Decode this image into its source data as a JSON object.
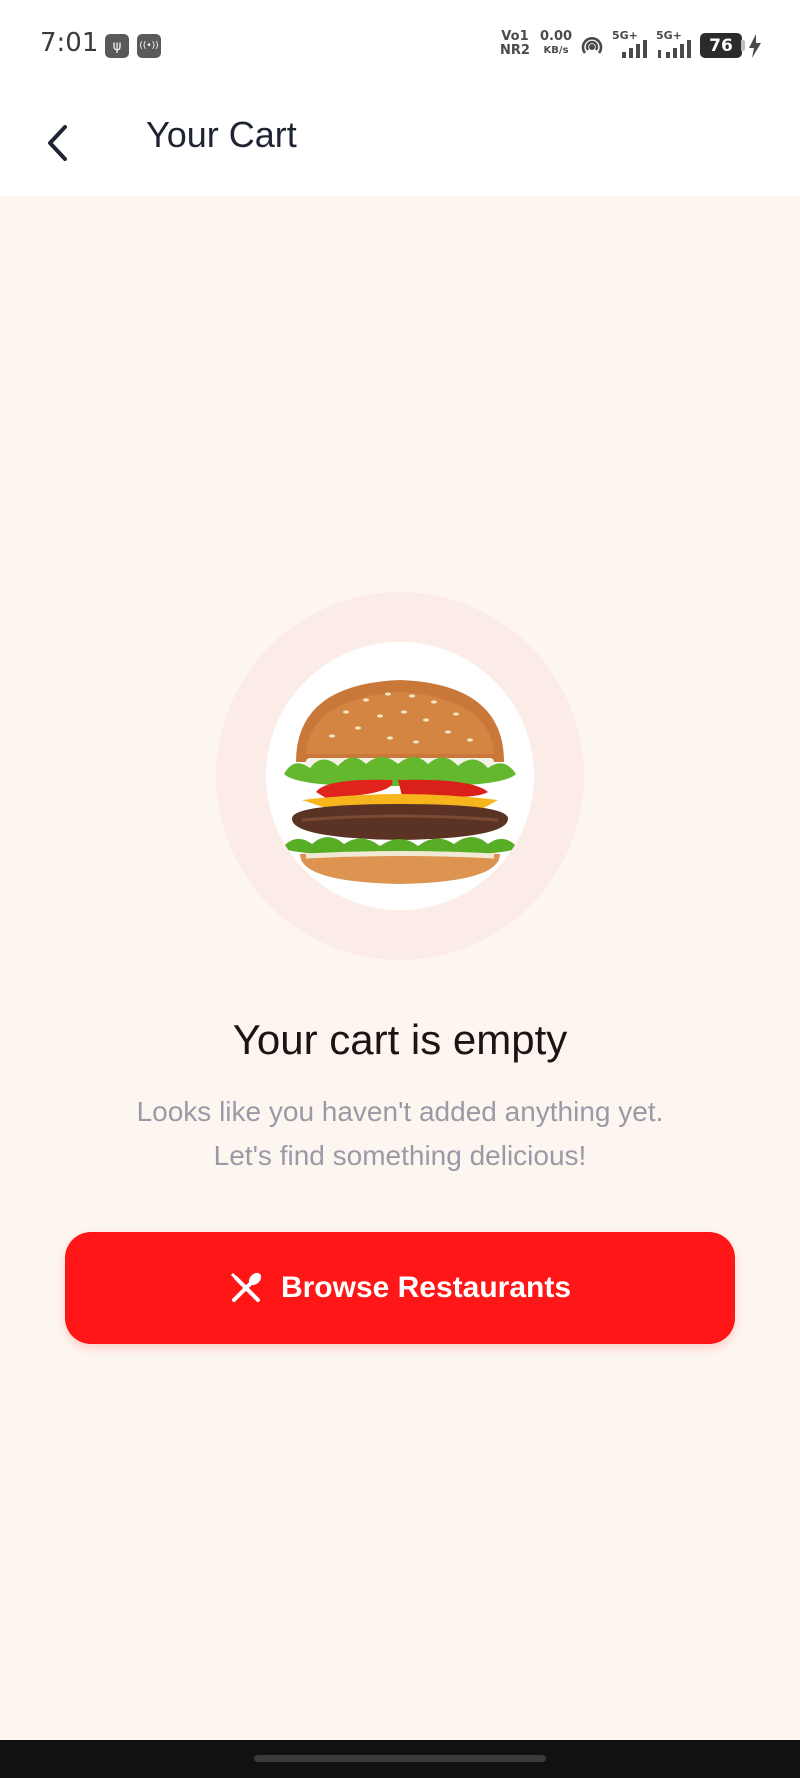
{
  "status_bar": {
    "time": "7:01",
    "usb_icon_glyph": "ψ",
    "hotspot_icon_glyph": "((•))",
    "volte_top": "Vo1",
    "volte_bottom": "NR2",
    "speed_value": "0.00",
    "speed_unit": "KB/s",
    "network_1": "5G+",
    "network_2": "5G+",
    "battery": "76"
  },
  "header": {
    "title": "Your Cart",
    "back_icon": "chevron-left-icon"
  },
  "empty_state": {
    "title": "Your cart is empty",
    "subtitle_line1": "Looks like you haven't added anything yet.",
    "subtitle_line2": "Let's find something delicious!",
    "button_label": "Browse Restaurants",
    "button_icon": "utensils-icon"
  },
  "colors": {
    "accent": "#ff1616",
    "background": "#fdf6f0",
    "halo": "#fbece7",
    "title_text": "#1e2433",
    "muted_text": "#9a9aa6"
  }
}
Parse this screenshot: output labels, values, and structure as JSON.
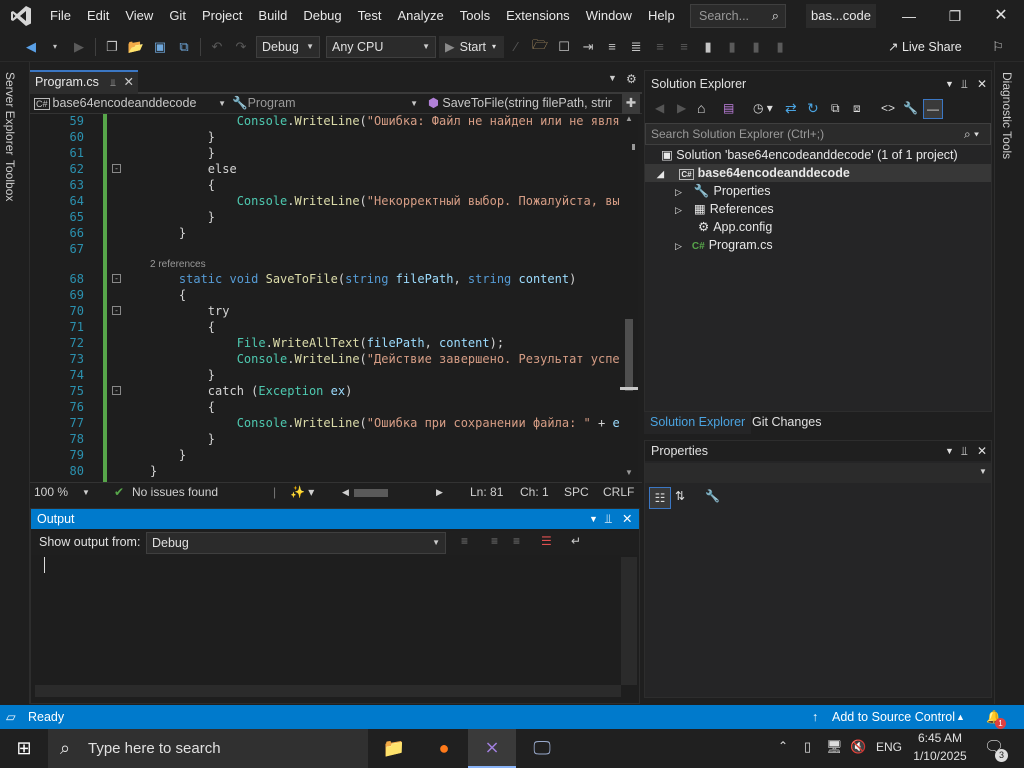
{
  "menu": {
    "items": [
      "File",
      "Edit",
      "View",
      "Git",
      "Project",
      "Build",
      "Debug",
      "Test",
      "Analyze",
      "Tools",
      "Extensions",
      "Window",
      "Help"
    ],
    "search_placeholder": "Search...",
    "solution_short": "bas...code"
  },
  "toolbar": {
    "config": "Debug",
    "platform": "Any CPU",
    "start_label": "Start",
    "live_share": "Live Share"
  },
  "side_tabs": {
    "left": [
      "Server Explorer",
      "Toolbox"
    ],
    "right": "Diagnostic Tools"
  },
  "editor": {
    "tab_label": "Program.cs",
    "nav_project": "base64encodeanddecode",
    "nav_class": "Program",
    "nav_member": "SaveToFile(string filePath, strir",
    "lines": [
      {
        "n": "59",
        "fold": "",
        "tokens": [
          [
            "",
            "            "
          ],
          [
            "ty",
            "Console"
          ],
          [
            "",
            "."
          ],
          [
            "mt",
            "WriteLine"
          ],
          [
            "",
            "("
          ],
          [
            "st",
            "\"Ошибка: Файл не найден или не являет"
          ]
        ]
      },
      {
        "n": "60",
        "fold": "",
        "tokens": [
          [
            "",
            "        }"
          ]
        ]
      },
      {
        "n": "61",
        "fold": "",
        "tokens": [
          [
            "",
            "        }"
          ]
        ]
      },
      {
        "n": "62",
        "fold": "-",
        "tokens": [
          [
            "",
            "        else"
          ]
        ]
      },
      {
        "n": "63",
        "fold": "",
        "tokens": [
          [
            "",
            "        {"
          ]
        ]
      },
      {
        "n": "64",
        "fold": "",
        "tokens": [
          [
            "",
            "            "
          ],
          [
            "ty",
            "Console"
          ],
          [
            "",
            "."
          ],
          [
            "mt",
            "WriteLine"
          ],
          [
            "",
            "("
          ],
          [
            "st",
            "\"Некорректный выбор. Пожалуйста, выберите"
          ]
        ]
      },
      {
        "n": "65",
        "fold": "",
        "tokens": [
          [
            "",
            "        }"
          ]
        ]
      },
      {
        "n": "66",
        "fold": "",
        "tokens": [
          [
            "",
            "    }"
          ]
        ]
      },
      {
        "n": "67",
        "fold": "",
        "tokens": [
          [
            "",
            ""
          ]
        ]
      },
      {
        "n": "68",
        "fold": "-",
        "refs": "2 references",
        "tokens": [
          [
            "",
            "    "
          ],
          [
            "kw",
            "static void "
          ],
          [
            "mt",
            "SaveToFile"
          ],
          [
            "",
            "("
          ],
          [
            "kw",
            "string "
          ],
          [
            "pm",
            "filePath"
          ],
          [
            "",
            ", "
          ],
          [
            "kw",
            "string "
          ],
          [
            "pm",
            "content"
          ],
          [
            "",
            ")"
          ]
        ]
      },
      {
        "n": "69",
        "fold": "",
        "tokens": [
          [
            "",
            "    {"
          ]
        ]
      },
      {
        "n": "70",
        "fold": "-",
        "tokens": [
          [
            "",
            "        try"
          ]
        ]
      },
      {
        "n": "71",
        "fold": "",
        "tokens": [
          [
            "",
            "        {"
          ]
        ]
      },
      {
        "n": "72",
        "fold": "",
        "tokens": [
          [
            "",
            "            "
          ],
          [
            "ty",
            "File"
          ],
          [
            "",
            "."
          ],
          [
            "mt",
            "WriteAllText"
          ],
          [
            "",
            "("
          ],
          [
            "pm",
            "filePath"
          ],
          [
            "",
            ", "
          ],
          [
            "pm",
            "content"
          ],
          [
            "",
            ");"
          ]
        ]
      },
      {
        "n": "73",
        "fold": "",
        "tokens": [
          [
            "",
            "            "
          ],
          [
            "ty",
            "Console"
          ],
          [
            "",
            "."
          ],
          [
            "mt",
            "WriteLine"
          ],
          [
            "",
            "("
          ],
          [
            "st",
            "\"Действие завершено. Результат успешно со"
          ]
        ]
      },
      {
        "n": "74",
        "fold": "",
        "tokens": [
          [
            "",
            "        }"
          ]
        ]
      },
      {
        "n": "75",
        "fold": "-",
        "tokens": [
          [
            "",
            "        catch ("
          ],
          [
            "ty",
            "Exception"
          ],
          [
            "",
            ""
          ],
          [
            "pm",
            " ex"
          ],
          [
            "",
            ")"
          ]
        ]
      },
      {
        "n": "76",
        "fold": "",
        "tokens": [
          [
            "",
            "        {"
          ]
        ]
      },
      {
        "n": "77",
        "fold": "",
        "tokens": [
          [
            "",
            "            "
          ],
          [
            "ty",
            "Console"
          ],
          [
            "",
            "."
          ],
          [
            "mt",
            "WriteLine"
          ],
          [
            "",
            "("
          ],
          [
            "st",
            "\"Ошибка при сохранении файла: \""
          ],
          [
            "",
            " + "
          ],
          [
            "pm",
            "ex"
          ],
          [
            "",
            ".Mess"
          ]
        ]
      },
      {
        "n": "78",
        "fold": "",
        "tokens": [
          [
            "",
            "        }"
          ]
        ]
      },
      {
        "n": "79",
        "fold": "",
        "tokens": [
          [
            "",
            "    }"
          ]
        ]
      },
      {
        "n": "80",
        "fold": "",
        "tokens": [
          [
            "",
            "}"
          ]
        ]
      }
    ],
    "status": {
      "zoom": "100 %",
      "issues": "No issues found",
      "ln": "Ln: 81",
      "ch": "Ch: 1",
      "spc": "SPC",
      "crlf": "CRLF"
    }
  },
  "output": {
    "title": "Output",
    "show_from_label": "Show output from:",
    "source": "Debug"
  },
  "solution_explorer": {
    "title": "Solution Explorer",
    "search_placeholder": "Search Solution Explorer (Ctrl+;)",
    "solution": "Solution 'base64encodeanddecode' (1 of 1 project)",
    "project": "base64encodeanddecode",
    "items": [
      "Properties",
      "References",
      "App.config",
      "Program.cs"
    ],
    "tabs": [
      "Solution Explorer",
      "Git Changes"
    ]
  },
  "properties": {
    "title": "Properties"
  },
  "statusbar": {
    "ready": "Ready",
    "source_control": "Add to Source Control",
    "notifications": "1"
  },
  "taskbar": {
    "search_placeholder": "Type here to search",
    "lang": "ENG",
    "time": "6:45 AM",
    "date": "1/10/2025",
    "notif_count": "3"
  },
  "colors": {
    "accent": "#007acc",
    "vs_purple": "#a280e0",
    "gutter_green": "#57a64a"
  }
}
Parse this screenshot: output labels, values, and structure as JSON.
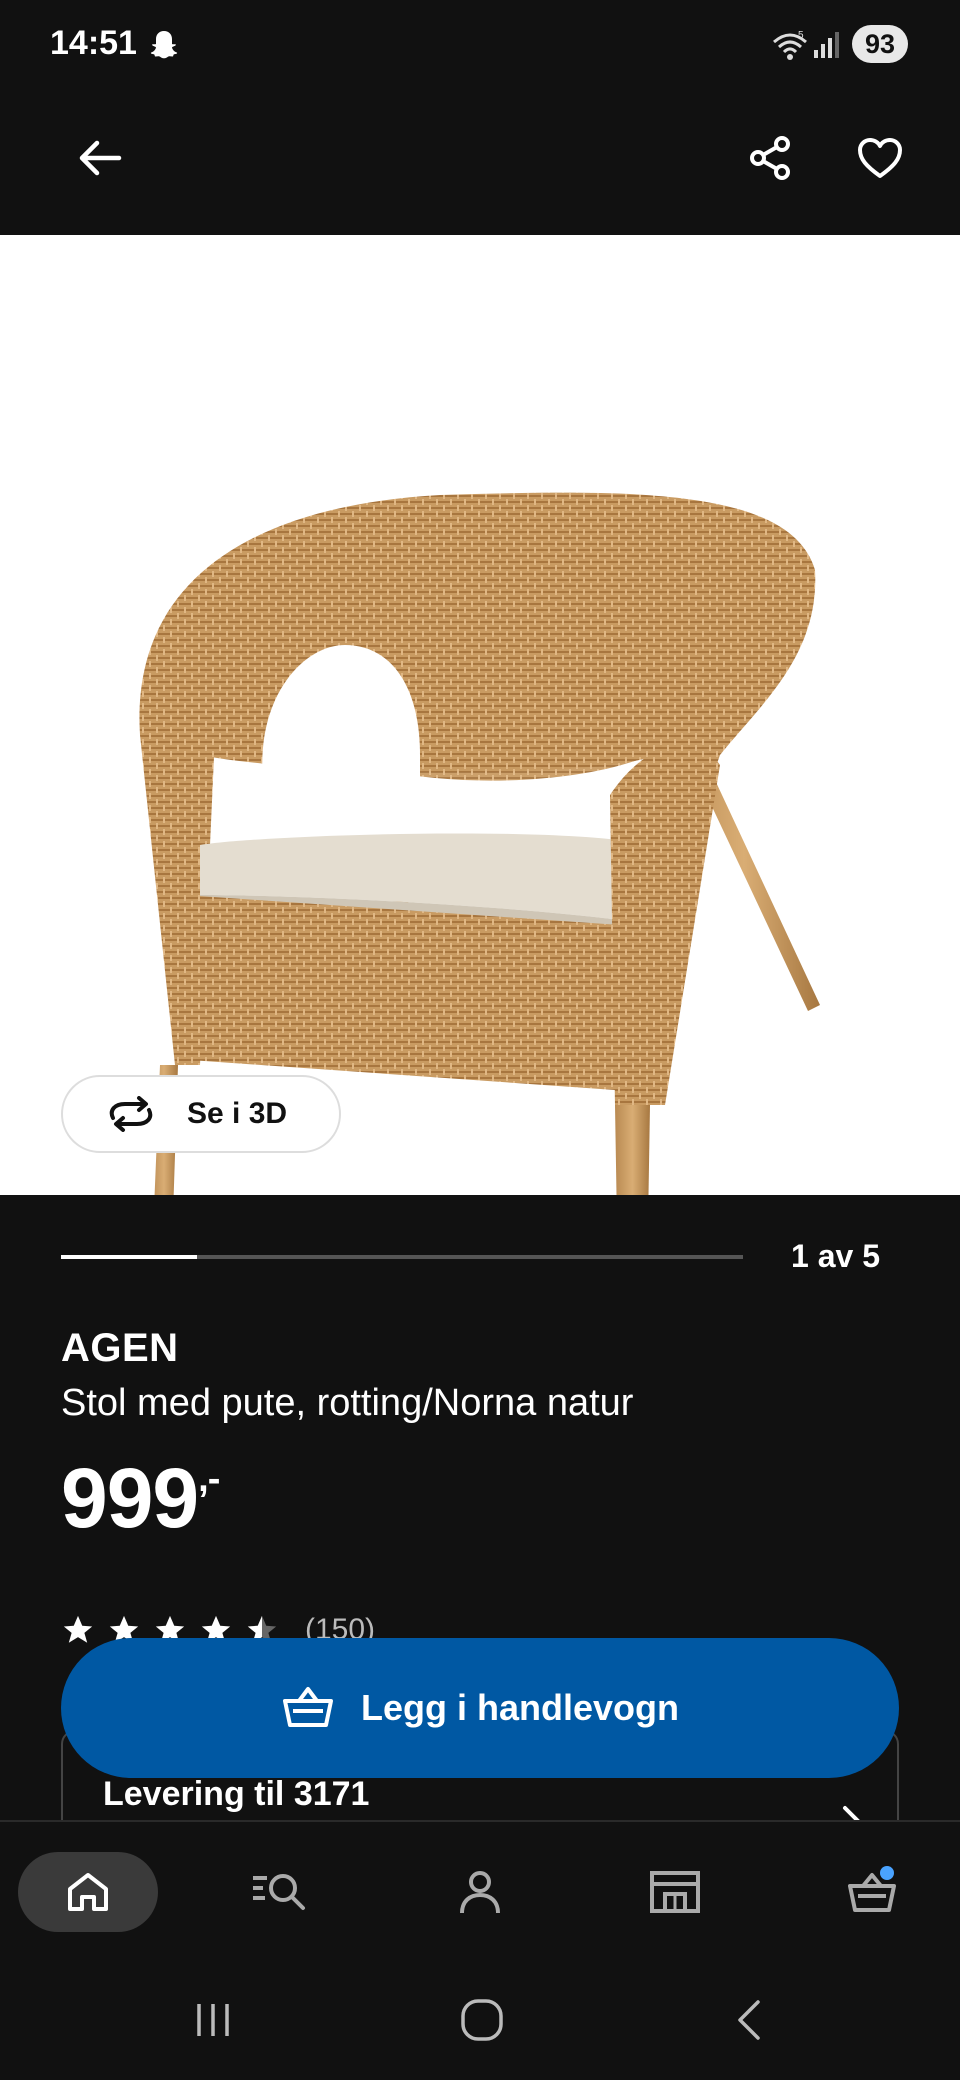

* **Brief**
With the pictures left out, transcribe the material exactly.

* **Output below**
Decode this image into its source data as a JSON object.
{
  "status_bar": {
    "time": "7:01",
    "usb_icon_glyph": "ψ",
    "hotspot_icon_glyph": "((•))",
    "volte_top": "Vo1",
    "volte_bottom": "NR2",
    "speed_value": "0.00",
    "speed_unit": "KB/s",
    "network_1": "5G+",
    "network_2": "5G+",
    "battery": "76"
  },
  "header": {
    "title": "Your Cart",
    "back_icon": "chevron-left-icon"
  },
  "empty_state": {
    "title": "Your cart is empty",
    "subtitle_line1": "Looks like you haven't added anything yet.",
    "subtitle_line2": "Let's find something delicious!",
    "button_label": "Browse Restaurants",
    "button_icon": "utensils-icon"
  },
  "colors": {
    "accent": "#ff1616",
    "background": "#fdf6f0",
    "halo": "#fbece7",
    "title_text": "#1e2433",
    "muted_text": "#9a9aa6"
  }
}
Parse this screenshot: output labels, values, and structure as JSON.
{
  "menu": {
    "items": [
      "File",
      "Edit",
      "View",
      "Git",
      "Project",
      "Build",
      "Debug",
      "Test",
      "Analyze",
      "Tools",
      "Extensions",
      "Window",
      "Help"
    ],
    "search_placeholder": "Search...",
    "solution_short": "bas...code"
  },
  "toolbar": {
    "config": "Debug",
    "platform": "Any CPU",
    "start_label": "Start",
    "live_share": "Live Share"
  },
  "side_tabs": {
    "left": [
      "Server Explorer",
      "Toolbox"
    ],
    "right": "Diagnostic Tools"
  },
  "editor": {
    "tab_label": "Program.cs",
    "nav_project": "base64encodeanddecode",
    "nav_class": "Program",
    "nav_member": "SaveToFile(string filePath, strir",
    "lines": [
      {
        "n": "59",
        "fold": "",
        "tokens": [
          [
            "",
            "            "
          ],
          [
            "ty",
            "Console"
          ],
          [
            "",
            "."
          ],
          [
            "mt",
            "WriteLine"
          ],
          [
            "",
            "("
          ],
          [
            "st",
            "\"Ошибка: Файл не найден или не являет"
          ]
        ]
      },
      {
        "n": "60",
        "fold": "",
        "tokens": [
          [
            "",
            "        }"
          ]
        ]
      },
      {
        "n": "61",
        "fold": "",
        "tokens": [
          [
            "",
            "        }"
          ]
        ]
      },
      {
        "n": "62",
        "fold": "-",
        "tokens": [
          [
            "",
            "        else"
          ]
        ]
      },
      {
        "n": "63",
        "fold": "",
        "tokens": [
          [
            "",
            "        {"
          ]
        ]
      },
      {
        "n": "64",
        "fold": "",
        "tokens": [
          [
            "",
            "            "
          ],
          [
            "ty",
            "Console"
          ],
          [
            "",
            "."
          ],
          [
            "mt",
            "WriteLine"
          ],
          [
            "",
            "("
          ],
          [
            "st",
            "\"Некорректный выбор. Пожалуйста, выберите"
          ]
        ]
      },
      {
        "n": "65",
        "fold": "",
        "tokens": [
          [
            "",
            "        }"
          ]
        ]
      },
      {
        "n": "66",
        "fold": "",
        "tokens": [
          [
            "",
            "    }"
          ]
        ]
      },
      {
        "n": "67",
        "fold": "",
        "tokens": [
          [
            "",
            ""
          ]
        ]
      },
      {
        "n": "68",
        "fold": "-",
        "refs": "2 references",
        "tokens": [
          [
            "",
            "    "
          ],
          [
            "kw",
            "static void "
          ],
          [
            "mt",
            "SaveToFile"
          ],
          [
            "",
            "("
          ],
          [
            "kw",
            "string "
          ],
          [
            "pm",
            "filePath"
          ],
          [
            "",
            ", "
          ],
          [
            "kw",
            "string "
          ],
          [
            "pm",
            "content"
          ],
          [
            "",
            ")"
          ]
        ]
      },
      {
        "n": "69",
        "fold": "",
        "tokens": [
          [
            "",
            "    {"
          ]
        ]
      },
      {
        "n": "70",
        "fold": "-",
        "tokens": [
          [
            "",
            "        try"
          ]
        ]
      },
      {
        "n": "71",
        "fold": "",
        "tokens": [
          [
            "",
            "        {"
          ]
        ]
      },
      {
        "n": "72",
        "fold": "",
        "tokens": [
          [
            "",
            "            "
          ],
          [
            "ty",
            "File"
          ],
          [
            "",
            "."
          ],
          [
            "mt",
            "WriteAllText"
          ],
          [
            "",
            "("
          ],
          [
            "pm",
            "filePath"
          ],
          [
            "",
            ", "
          ],
          [
            "pm",
            "content"
          ],
          [
            "",
            ");"
          ]
        ]
      },
      {
        "n": "73",
        "fold": "",
        "tokens": [
          [
            "",
            "            "
          ],
          [
            "ty",
            "Console"
          ],
          [
            "",
            "."
          ],
          [
            "mt",
            "WriteLine"
          ],
          [
            "",
            "("
          ],
          [
            "st",
            "\"Действие завершено. Результат успешно со"
          ]
        ]
      },
      {
        "n": "74",
        "fold": "",
        "tokens": [
          [
            "",
            "        }"
          ]
        ]
      },
      {
        "n": "75",
        "fold": "-",
        "tokens": [
          [
            "",
            "        catch ("
          ],
          [
            "ty",
            "Exception"
          ],
          [
            "",
            ""
          ],
          [
            "pm",
            " ex"
          ],
          [
            "",
            ")"
          ]
        ]
      },
      {
        "n": "76",
        "fold": "",
        "tokens": [
          [
            "",
            "        {"
          ]
        ]
      },
      {
        "n": "77",
        "fold": "",
        "tokens": [
          [
            "",
            "            "
          ],
          [
            "ty",
            "Console"
          ],
          [
            "",
            "."
          ],
          [
            "mt",
            "WriteLine"
          ],
          [
            "",
            "("
          ],
          [
            "st",
            "\"Ошибка при сохранении файла: \""
          ],
          [
            "",
            " + "
          ],
          [
            "pm",
            "ex"
          ],
          [
            "",
            ".Mess"
          ]
        ]
      },
      {
        "n": "78",
        "fold": "",
        "tokens": [
          [
            "",
            "        }"
          ]
        ]
      },
      {
        "n": "79",
        "fold": "",
        "tokens": [
          [
            "",
            "    }"
          ]
        ]
      },
      {
        "n": "80",
        "fold": "",
        "tokens": [
          [
            "",
            "}"
          ]
        ]
      }
    ],
    "status": {
      "zoom": "100 %",
      "issues": "No issues found",
      "ln": "Ln: 81",
      "ch": "Ch: 1",
      "spc": "SPC",
      "crlf": "CRLF"
    }
  },
  "output": {
    "title": "Output",
    "show_from_label": "Show output from:",
    "source": "Debug"
  },
  "solution_explorer": {
    "title": "Solution Explorer",
    "search_placeholder": "Search Solution Explorer (Ctrl+;)",
    "solution": "Solution 'base64encodeanddecode' (1 of 1 project)",
    "project": "base64encodeanddecode",
    "items": [
      "Properties",
      "References",
      "App.config",
      "Program.cs"
    ],
    "tabs": [
      "Solution Explorer",
      "Git Changes"
    ]
  },
  "properties": {
    "title": "Properties"
  },
  "statusbar": {
    "ready": "Ready",
    "source_control": "Add to Source Control",
    "notifications": "1"
  },
  "taskbar": {
    "search_placeholder": "Type here to search",
    "lang": "ENG",
    "time": "6:45 AM",
    "date": "1/10/2025",
    "notif_count": "3"
  },
  "colors": {
    "accent": "#007acc",
    "vs_purple": "#a280e0",
    "gutter_green": "#57a64a"
  }
}
Parse this screenshot: output labels, values, and structure as JSON.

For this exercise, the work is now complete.